Copia entero y sin cambiar nada el texto sobre cómo debe formarse la mente de un niño.

### TEXTO PARA LEER

⁂

Cosas con que debe formarse la mente de un niño


Debemos procurar especialmente que el niño vea cosas bonitas, y si se le enseñan cosas de forma y color feos, debemos poner gran interés en que sepa ver o conocer que son feas. Si le damos estampas en negro o pintadas, deben ser sencillas y bellas. Igual debemos hacer con respecto a los oídos; el niño debe empezar a conocer la diferencia entre una voz hermosa y otra desagradable, sea hablando, sea cantando.

Debe enseñársele a reconocer el timbre de diferentes instrumentos musicales, a saber cuando un piano esta afinado y desafinado. Deben aprender a distinguir el canto de las aves y todas las armonías de la naturaleza. Si los niños estuviesen bien instruidos <?n estas materias, y en otras, que podríamos nombrar, tanto como lo están muchas veces en la ciencia abstracta de los libros, se lograría una educación equilibrada en la que todas las partes se desarrollan armónicamente, sin que el cuidado de una atrofiara el crecimiento de las otras. La falta de desarrollo de los sentidos y de los sentimientos, que a ellos están asociados, marchita el verdor de la inteligencia sin el cual no se forma el hombre verdaderamente sabio. No se olvide, como lo dijimos antes, que lo que aprende la inteligencia ha de pasar primero por los sentidos, y que el hombre que piensa es el mismo que siente y que ve, y que, por lo tanto, a medida que se cultivan los sentidos y el sentimiento se enriquece también el entendimiento. El niño así educado se habrá desarrollado naturalmente y se sentirá, por tanto, más feliz, y, cuando hubiere llegado ya a la edad a propósito para estudiar, y empiece a trabajar en los libros, aprenderá más de prisa y con mayor perfección, y recordará mejor que otros niños, porque los fundamentos de esta mente infantil han sido fijados de manera sólida y recta, siguiendo el curso natural del desarrollo.

⁂

### DATOS DISPONIBLES
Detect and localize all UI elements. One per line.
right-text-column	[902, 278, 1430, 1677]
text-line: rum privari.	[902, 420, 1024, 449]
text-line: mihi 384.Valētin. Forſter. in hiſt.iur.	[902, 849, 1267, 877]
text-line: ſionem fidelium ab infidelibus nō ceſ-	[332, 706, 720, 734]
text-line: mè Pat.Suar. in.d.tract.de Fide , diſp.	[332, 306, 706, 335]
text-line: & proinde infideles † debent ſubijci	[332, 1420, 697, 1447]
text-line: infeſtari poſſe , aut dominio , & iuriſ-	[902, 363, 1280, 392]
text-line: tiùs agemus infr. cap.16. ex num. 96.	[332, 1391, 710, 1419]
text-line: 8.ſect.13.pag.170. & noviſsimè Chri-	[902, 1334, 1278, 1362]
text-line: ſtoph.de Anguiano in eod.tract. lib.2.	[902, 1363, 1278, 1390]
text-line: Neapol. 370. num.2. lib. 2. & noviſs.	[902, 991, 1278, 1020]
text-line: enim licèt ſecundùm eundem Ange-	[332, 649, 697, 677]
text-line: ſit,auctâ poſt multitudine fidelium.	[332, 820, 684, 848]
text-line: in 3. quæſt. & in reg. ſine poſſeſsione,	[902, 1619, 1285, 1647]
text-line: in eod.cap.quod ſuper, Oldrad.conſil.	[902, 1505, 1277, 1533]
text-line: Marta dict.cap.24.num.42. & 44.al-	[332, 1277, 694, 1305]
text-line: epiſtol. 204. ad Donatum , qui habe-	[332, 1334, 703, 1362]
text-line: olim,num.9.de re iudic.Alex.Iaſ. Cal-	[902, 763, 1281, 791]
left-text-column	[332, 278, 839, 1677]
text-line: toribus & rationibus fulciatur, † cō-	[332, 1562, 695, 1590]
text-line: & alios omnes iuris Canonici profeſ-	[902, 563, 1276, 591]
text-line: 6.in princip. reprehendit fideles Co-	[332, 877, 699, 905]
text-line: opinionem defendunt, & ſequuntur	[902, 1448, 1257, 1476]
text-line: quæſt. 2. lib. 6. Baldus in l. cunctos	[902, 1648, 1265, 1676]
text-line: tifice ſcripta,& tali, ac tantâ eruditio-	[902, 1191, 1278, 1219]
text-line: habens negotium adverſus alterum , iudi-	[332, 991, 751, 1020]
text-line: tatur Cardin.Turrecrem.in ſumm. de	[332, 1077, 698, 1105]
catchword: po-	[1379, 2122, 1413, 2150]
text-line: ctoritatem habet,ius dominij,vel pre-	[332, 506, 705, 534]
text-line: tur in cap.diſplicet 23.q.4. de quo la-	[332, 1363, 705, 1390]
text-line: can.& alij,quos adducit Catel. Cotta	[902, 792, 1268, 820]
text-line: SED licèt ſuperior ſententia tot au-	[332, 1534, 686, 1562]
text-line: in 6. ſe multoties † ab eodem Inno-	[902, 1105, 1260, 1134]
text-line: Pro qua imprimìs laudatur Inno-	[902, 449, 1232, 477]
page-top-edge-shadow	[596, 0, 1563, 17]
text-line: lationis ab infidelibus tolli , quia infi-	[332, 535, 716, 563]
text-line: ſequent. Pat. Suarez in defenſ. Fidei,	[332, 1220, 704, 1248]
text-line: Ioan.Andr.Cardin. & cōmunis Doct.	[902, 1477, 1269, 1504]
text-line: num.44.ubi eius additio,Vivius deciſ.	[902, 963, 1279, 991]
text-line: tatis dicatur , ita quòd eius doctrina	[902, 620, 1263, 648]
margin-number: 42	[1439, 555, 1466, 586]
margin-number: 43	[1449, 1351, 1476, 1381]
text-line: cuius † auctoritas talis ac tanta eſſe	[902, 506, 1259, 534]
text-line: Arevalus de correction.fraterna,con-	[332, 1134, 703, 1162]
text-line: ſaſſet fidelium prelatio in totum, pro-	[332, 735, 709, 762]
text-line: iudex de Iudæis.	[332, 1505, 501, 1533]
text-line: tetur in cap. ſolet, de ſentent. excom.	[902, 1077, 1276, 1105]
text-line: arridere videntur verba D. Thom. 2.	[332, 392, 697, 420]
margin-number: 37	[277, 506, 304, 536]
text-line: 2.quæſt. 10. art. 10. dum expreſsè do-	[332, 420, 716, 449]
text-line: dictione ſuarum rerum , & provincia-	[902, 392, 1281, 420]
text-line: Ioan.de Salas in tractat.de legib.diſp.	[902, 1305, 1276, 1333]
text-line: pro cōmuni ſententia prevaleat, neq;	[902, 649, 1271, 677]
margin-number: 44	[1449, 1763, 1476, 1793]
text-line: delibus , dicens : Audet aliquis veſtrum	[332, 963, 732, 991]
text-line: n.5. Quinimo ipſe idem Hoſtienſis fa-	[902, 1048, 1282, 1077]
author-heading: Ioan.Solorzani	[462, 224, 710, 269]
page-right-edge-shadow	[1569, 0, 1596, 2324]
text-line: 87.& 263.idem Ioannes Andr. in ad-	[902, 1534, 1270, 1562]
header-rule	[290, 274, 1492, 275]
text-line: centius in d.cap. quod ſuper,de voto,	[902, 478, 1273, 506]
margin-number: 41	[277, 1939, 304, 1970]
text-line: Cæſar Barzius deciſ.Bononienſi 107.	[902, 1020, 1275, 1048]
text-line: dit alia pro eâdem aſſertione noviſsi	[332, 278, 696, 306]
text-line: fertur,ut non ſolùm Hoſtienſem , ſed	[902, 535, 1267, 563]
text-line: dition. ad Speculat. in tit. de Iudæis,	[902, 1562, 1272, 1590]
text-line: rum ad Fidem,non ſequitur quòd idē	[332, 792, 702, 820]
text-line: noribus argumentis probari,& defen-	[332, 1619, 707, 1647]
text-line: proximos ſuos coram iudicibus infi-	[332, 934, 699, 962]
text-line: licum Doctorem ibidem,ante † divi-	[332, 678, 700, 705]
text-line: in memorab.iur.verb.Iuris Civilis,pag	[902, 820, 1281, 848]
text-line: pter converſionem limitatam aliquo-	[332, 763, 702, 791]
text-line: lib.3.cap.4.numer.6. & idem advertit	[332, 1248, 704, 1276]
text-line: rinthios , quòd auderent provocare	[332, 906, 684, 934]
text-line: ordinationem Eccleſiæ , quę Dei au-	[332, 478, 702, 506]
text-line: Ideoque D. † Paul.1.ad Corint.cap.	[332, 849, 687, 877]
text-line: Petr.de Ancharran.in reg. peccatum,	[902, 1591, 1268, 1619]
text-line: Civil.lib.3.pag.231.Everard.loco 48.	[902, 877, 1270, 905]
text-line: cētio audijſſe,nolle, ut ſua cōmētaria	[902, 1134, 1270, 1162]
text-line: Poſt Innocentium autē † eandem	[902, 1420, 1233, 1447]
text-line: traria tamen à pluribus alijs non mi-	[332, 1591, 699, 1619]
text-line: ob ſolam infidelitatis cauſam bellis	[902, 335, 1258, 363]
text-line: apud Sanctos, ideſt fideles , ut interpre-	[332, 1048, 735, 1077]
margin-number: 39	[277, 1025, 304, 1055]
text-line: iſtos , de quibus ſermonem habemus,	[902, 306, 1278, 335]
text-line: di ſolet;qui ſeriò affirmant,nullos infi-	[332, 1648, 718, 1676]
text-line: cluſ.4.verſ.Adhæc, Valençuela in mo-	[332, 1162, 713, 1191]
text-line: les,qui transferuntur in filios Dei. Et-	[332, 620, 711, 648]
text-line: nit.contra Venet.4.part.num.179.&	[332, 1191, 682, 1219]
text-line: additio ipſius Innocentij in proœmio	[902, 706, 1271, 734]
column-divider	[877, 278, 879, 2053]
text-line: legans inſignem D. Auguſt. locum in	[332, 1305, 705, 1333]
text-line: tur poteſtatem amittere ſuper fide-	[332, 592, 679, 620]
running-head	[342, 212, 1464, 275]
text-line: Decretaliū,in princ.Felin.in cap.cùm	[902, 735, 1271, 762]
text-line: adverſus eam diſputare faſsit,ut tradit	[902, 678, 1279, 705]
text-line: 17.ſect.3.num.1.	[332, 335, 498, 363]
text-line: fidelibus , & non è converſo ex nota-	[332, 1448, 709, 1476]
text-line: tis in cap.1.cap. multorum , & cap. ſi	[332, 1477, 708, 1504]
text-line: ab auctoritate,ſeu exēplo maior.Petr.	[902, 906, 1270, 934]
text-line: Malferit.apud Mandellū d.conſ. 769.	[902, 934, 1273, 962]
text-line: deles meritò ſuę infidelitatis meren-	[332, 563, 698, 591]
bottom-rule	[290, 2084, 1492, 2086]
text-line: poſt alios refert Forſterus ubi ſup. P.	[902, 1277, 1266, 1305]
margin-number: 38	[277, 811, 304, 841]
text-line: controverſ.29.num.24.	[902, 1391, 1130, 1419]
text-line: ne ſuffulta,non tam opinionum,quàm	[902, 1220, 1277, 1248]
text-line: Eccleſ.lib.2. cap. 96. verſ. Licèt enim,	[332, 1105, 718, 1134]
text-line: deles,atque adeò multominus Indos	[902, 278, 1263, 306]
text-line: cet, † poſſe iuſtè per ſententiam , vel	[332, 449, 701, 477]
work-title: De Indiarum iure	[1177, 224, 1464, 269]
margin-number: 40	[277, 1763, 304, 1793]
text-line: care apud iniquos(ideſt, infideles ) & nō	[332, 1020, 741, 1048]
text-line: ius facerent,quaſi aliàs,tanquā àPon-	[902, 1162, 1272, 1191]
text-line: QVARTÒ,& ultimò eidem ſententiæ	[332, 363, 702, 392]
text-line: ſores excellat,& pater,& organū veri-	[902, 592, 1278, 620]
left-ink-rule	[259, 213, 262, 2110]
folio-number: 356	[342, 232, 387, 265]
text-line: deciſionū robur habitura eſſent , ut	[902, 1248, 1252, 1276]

⁂

### RESPUESTA ESCRITA
Cosas con que debe formarse la mente de un niño


Debemos procurar especialmente que el niño vea cosas bonitas, y si se le enseñan cosas de forma y color feos, debemos poner gran interés en que sepa ver o conocer que son feas. Si le damos estampas en negro o pintadas, deben ser sencillas y bellas. Igual debemos hacer con respecto a los oídos; el niño debe empezar a conocer la diferencia entre una voz hermosa y otra desagradable, sea hablando, sea cantando.

Debe enseñársele a reconocer el timbre de diferentes instrumentos musicales, a saber cuando un piano esta afinado y desafinado. Deben aprender a distinguir el canto de las aves y todas las armonías de la naturaleza. Si los niños estuviesen bien instruidos <?n estas materias, y en otras, que podríamos nombrar, tanto como lo están muchas veces en la ciencia abstracta de los libros, se lograría una educación equilibrada en la que todas las partes se desarrollan armónicamente, sin que el cuidado de una atrofiara el crecimiento de las otras. La falta de desarrollo de los sentidos y de los sentimientos, que a ellos están asociados, marchita el verdor de la inteligencia sin el cual no se forma el hombre verdaderamente sabio. No se olvide, como lo dijimos antes, que lo que aprende la inteligencia ha de pasar primero por los sentidos, y que el hombre que piensa es el mismo que siente y que ve, y que, por lo tanto, a medida que se cultivan los sentidos y el sentimiento se enriquece también el entendimiento. El niño así educado se habrá desarrollado naturalmente y se sentirá, por tanto, más feliz, y, cuando hubiere llegado ya a la edad a propósito para estudiar, y empiece a trabajar en los libros, aprenderá más de prisa y con mayor perfección, y recordará mejor que otros niños, porque los fundamentos de esta mente infantil han sido fijados de manera sólida y recta, siguiendo el curso natural del desarrollo.